WHAT YOU SHOULD DO = Look for "Extract all readable text from this page." in the records below, then copy that line and every line after it, exactly and with nothing added.

Stored records
════════════════
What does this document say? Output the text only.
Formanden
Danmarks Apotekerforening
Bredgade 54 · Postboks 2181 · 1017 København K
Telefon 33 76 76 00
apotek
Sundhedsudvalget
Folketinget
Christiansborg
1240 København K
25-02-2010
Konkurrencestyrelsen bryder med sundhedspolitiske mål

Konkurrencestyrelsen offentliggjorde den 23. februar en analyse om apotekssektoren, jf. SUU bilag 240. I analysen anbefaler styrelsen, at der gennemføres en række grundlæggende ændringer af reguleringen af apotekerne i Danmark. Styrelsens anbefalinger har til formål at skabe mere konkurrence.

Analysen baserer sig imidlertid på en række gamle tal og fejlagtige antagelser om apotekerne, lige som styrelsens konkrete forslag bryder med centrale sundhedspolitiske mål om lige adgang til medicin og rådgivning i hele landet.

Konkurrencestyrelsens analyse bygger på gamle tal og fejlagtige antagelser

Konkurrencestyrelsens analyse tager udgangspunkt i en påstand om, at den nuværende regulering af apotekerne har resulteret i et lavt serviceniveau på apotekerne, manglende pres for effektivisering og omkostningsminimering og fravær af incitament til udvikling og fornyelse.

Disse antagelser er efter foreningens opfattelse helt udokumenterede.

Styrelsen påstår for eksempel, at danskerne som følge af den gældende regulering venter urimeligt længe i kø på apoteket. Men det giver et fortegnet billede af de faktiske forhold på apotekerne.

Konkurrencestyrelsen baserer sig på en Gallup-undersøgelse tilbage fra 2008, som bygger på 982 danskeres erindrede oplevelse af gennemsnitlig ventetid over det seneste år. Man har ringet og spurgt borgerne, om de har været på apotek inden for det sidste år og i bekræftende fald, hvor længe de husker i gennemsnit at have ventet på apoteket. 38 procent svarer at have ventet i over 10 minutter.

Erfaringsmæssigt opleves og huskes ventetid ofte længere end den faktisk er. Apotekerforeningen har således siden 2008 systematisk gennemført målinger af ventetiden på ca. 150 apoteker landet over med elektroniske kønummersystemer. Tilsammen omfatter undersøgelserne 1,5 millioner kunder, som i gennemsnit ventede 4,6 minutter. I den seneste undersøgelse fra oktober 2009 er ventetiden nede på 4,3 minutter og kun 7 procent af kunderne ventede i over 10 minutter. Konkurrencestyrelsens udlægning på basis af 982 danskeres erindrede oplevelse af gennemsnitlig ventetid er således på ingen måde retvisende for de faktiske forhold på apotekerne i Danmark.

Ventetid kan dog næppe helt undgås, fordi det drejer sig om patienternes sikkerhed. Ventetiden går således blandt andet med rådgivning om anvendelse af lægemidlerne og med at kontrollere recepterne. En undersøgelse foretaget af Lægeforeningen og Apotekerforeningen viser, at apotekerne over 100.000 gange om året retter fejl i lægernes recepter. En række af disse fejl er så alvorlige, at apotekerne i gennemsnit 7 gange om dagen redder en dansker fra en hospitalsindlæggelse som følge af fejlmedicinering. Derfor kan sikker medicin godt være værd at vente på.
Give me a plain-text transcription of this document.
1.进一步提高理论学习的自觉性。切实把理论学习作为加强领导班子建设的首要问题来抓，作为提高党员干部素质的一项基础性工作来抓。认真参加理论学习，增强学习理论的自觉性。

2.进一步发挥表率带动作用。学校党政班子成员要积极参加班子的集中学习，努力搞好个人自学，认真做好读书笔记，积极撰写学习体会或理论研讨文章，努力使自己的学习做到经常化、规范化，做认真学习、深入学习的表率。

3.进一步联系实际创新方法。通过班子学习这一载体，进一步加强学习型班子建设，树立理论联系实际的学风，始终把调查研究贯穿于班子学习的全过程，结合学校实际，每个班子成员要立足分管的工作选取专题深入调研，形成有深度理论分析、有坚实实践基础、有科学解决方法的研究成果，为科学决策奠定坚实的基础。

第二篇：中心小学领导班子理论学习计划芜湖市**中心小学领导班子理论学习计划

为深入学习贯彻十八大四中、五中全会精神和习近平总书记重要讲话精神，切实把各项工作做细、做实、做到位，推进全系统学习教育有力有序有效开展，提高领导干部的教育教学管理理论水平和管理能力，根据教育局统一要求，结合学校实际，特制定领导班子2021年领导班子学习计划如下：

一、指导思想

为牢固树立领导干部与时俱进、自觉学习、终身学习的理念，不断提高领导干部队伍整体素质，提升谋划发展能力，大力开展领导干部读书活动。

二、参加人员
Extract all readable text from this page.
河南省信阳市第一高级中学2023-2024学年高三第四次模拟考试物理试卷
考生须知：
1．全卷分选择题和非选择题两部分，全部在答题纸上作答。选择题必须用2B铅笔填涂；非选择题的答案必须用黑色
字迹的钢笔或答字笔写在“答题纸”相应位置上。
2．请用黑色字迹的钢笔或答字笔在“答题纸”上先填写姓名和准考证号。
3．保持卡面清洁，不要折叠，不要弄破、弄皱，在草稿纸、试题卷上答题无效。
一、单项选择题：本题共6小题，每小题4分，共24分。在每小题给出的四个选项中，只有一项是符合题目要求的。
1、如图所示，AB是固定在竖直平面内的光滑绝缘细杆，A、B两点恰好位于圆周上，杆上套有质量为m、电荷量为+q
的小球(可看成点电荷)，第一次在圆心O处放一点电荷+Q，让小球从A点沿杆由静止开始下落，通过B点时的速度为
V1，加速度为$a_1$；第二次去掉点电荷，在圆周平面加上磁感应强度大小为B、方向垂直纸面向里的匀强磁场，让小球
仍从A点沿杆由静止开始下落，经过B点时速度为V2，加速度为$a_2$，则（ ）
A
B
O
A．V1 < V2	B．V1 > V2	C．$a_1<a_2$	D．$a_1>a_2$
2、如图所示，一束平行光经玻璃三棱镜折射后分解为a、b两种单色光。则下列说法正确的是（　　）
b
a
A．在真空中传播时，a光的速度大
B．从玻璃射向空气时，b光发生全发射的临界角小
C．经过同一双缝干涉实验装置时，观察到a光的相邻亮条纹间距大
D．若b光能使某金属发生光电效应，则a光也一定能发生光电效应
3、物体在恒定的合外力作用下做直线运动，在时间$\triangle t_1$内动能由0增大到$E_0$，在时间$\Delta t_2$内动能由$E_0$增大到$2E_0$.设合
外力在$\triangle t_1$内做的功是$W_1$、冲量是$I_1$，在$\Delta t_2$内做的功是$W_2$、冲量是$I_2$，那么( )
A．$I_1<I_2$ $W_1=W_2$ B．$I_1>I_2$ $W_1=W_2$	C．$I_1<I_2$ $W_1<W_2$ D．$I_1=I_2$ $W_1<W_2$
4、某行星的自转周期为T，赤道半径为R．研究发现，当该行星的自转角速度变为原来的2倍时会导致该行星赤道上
════════════════
SOLUTION FOR THIS TASK =
Extract all readable text from this page.
河南省信阳市第一高级中学2023-2024学年高三第四次模拟考试物理试卷
考生须知：
1．全卷分选择题和非选择题两部分，全部在答题纸上作答。选择题必须用2B铅笔填涂；非选择题的答案必须用黑色
字迹的钢笔或答字笔写在“答题纸”相应位置上。
2．请用黑色字迹的钢笔或答字笔在“答题纸”上先填写姓名和准考证号。
3．保持卡面清洁，不要折叠，不要弄破、弄皱，在草稿纸、试题卷上答题无效。
一、单项选择题：本题共6小题，每小题4分，共24分。在每小题给出的四个选项中，只有一项是符合题目要求的。
1、如图所示，AB是固定在竖直平面内的光滑绝缘细杆，A、B两点恰好位于圆周上，杆上套有质量为m、电荷量为+q
的小球(可看成点电荷)，第一次在圆心O处放一点电荷+Q，让小球从A点沿杆由静止开始下落，通过B点时的速度为
V1，加速度为$a_1$；第二次去掉点电荷，在圆周平面加上磁感应强度大小为B、方向垂直纸面向里的匀强磁场，让小球
仍从A点沿杆由静止开始下落，经过B点时速度为V2，加速度为$a_2$，则（ ）
A
B
O
A．V1 < V2	B．V1 > V2	C．$a_1<a_2$	D．$a_1>a_2$
2、如图所示，一束平行光经玻璃三棱镜折射后分解为a、b两种单色光。则下列说法正确的是（　　）
b
a
A．在真空中传播时，a光的速度大
B．从玻璃射向空气时，b光发生全发射的临界角小
C．经过同一双缝干涉实验装置时，观察到a光的相邻亮条纹间距大
D．若b光能使某金属发生光电效应，则a光也一定能发生光电效应
3、物体在恒定的合外力作用下做直线运动，在时间$\triangle t_1$内动能由0增大到$E_0$，在时间$\Delta t_2$内动能由$E_0$增大到$2E_0$.设合
外力在$\triangle t_1$内做的功是$W_1$、冲量是$I_1$，在$\Delta t_2$内做的功是$W_2$、冲量是$I_2$，那么( )
A．$I_1<I_2$ $W_1=W_2$ B．$I_1>I_2$ $W_1=W_2$	C．$I_1<I_2$ $W_1<W_2$ D．$I_1=I_2$ $W_1<W_2$
4、某行星的自转周期为T，赤道半径为R．研究发现，当该行星的自转角速度变为原来的2倍时会导致该行星赤道上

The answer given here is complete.